-- Supplied material --

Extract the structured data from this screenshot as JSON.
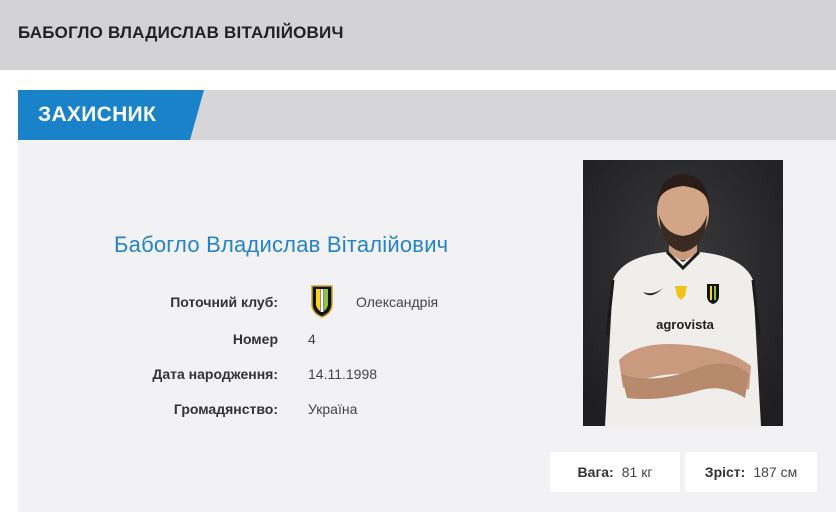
{
  "header": {
    "title": "БАБОГЛО ВЛАДИСЛАВ ВІТАЛІЙОВИЧ"
  },
  "position": {
    "label": "ЗАХИСНИК"
  },
  "player": {
    "full_name": "Бабогло Владислав Віталійович",
    "club_label": "Поточний клуб:",
    "club_value": "Олександрія",
    "number_label": "Номер",
    "number_value": "4",
    "birth_label": "Дата народження:",
    "birth_value": "14.11.1998",
    "citizenship_label": "Громадянство:",
    "citizenship_value": "Україна"
  },
  "stats": {
    "weight_label": "Вага:",
    "weight_value": "81 кг",
    "height_label": "Зріст:",
    "height_value": "187 см"
  },
  "colors": {
    "accent": "#1a82c8",
    "name_blue": "#2583c6",
    "header_bg": "#d3d3d6",
    "card_bg": "#f2f1f3"
  },
  "icons": {
    "club_logo": "club-crest-icon"
  }
}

-- Requirement --
The listing above must be printed again exactly, minus its pictures.

-- Written solution --
Extract the structured data from this screenshot as JSON.
{
  "header": {
    "title": "БАБОГЛО ВЛАДИСЛАВ ВІТАЛІЙОВИЧ"
  },
  "position": {
    "label": "ЗАХИСНИК"
  },
  "player": {
    "full_name": "Бабогло Владислав Віталійович",
    "club_label": "Поточний клуб:",
    "club_value": "Олександрія",
    "number_label": "Номер",
    "number_value": "4",
    "birth_label": "Дата народження:",
    "birth_value": "14.11.1998",
    "citizenship_label": "Громадянство:",
    "citizenship_value": "Україна"
  },
  "stats": {
    "weight_label": "Вага:",
    "weight_value": "81 кг",
    "height_label": "Зріст:",
    "height_value": "187 см"
  },
  "colors": {
    "accent": "#1a82c8",
    "name_blue": "#2583c6",
    "header_bg": "#d3d3d6",
    "card_bg": "#f2f1f3"
  },
  "icons": {
    "club_logo": "club-crest-icon"
  }
}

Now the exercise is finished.